Retype the listing that follows, word for word.

## START Raw records

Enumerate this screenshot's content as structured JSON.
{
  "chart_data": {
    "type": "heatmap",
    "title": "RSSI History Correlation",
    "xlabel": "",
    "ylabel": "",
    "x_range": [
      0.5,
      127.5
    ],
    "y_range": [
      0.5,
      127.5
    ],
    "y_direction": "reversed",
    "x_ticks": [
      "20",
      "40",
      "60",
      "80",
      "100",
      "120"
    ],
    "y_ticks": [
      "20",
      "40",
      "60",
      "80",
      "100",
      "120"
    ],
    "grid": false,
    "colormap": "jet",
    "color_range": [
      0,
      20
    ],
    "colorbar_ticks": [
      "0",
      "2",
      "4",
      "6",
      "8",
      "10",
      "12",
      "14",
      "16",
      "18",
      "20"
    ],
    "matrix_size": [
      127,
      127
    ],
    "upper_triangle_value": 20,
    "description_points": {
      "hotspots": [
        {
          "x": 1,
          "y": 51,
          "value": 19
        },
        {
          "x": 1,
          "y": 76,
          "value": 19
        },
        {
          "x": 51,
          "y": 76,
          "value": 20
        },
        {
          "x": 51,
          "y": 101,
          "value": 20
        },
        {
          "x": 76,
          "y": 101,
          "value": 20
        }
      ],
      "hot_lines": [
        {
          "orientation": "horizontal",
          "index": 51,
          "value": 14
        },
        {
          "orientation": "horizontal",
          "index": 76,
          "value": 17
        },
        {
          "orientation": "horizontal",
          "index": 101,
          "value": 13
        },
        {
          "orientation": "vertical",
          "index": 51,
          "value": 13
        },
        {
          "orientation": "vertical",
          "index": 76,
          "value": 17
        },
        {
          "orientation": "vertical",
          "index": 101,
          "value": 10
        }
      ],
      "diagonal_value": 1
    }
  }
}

## END Raw records

Exercise solution:
Enumerate this screenshot's content as structured JSON.
{
  "chart_data": {
    "type": "heatmap",
    "title": "RSSI History Correlation",
    "xlabel": "",
    "ylabel": "",
    "x_range": [
      0.5,
      127.5
    ],
    "y_range": [
      0.5,
      127.5
    ],
    "y_direction": "reversed",
    "x_ticks": [
      "20",
      "40",
      "60",
      "80",
      "100",
      "120"
    ],
    "y_ticks": [
      "20",
      "40",
      "60",
      "80",
      "100",
      "120"
    ],
    "grid": false,
    "colormap": "jet",
    "color_range": [
      0,
      20
    ],
    "colorbar_ticks": [
      "0",
      "2",
      "4",
      "6",
      "8",
      "10",
      "12",
      "14",
      "16",
      "18",
      "20"
    ],
    "matrix_size": [
      127,
      127
    ],
    "upper_triangle_value": 20,
    "description_points": {
      "hotspots": [
        {
          "x": 1,
          "y": 51,
          "value": 19
        },
        {
          "x": 1,
          "y": 76,
          "value": 19
        },
        {
          "x": 51,
          "y": 76,
          "value": 20
        },
        {
          "x": 51,
          "y": 101,
          "value": 20
        },
        {
          "x": 76,
          "y": 101,
          "value": 20
        }
      ],
      "hot_lines": [
        {
          "orientation": "horizontal",
          "index": 51,
          "value": 14
        },
        {
          "orientation": "horizontal",
          "index": 76,
          "value": 17
        },
        {
          "orientation": "horizontal",
          "index": 101,
          "value": 13
        },
        {
          "orientation": "vertical",
          "index": 51,
          "value": 13
        },
        {
          "orientation": "vertical",
          "index": 76,
          "value": 17
        },
        {
          "orientation": "vertical",
          "index": 101,
          "value": 10
        }
      ],
      "diagonal_value": 1
    }
  }
}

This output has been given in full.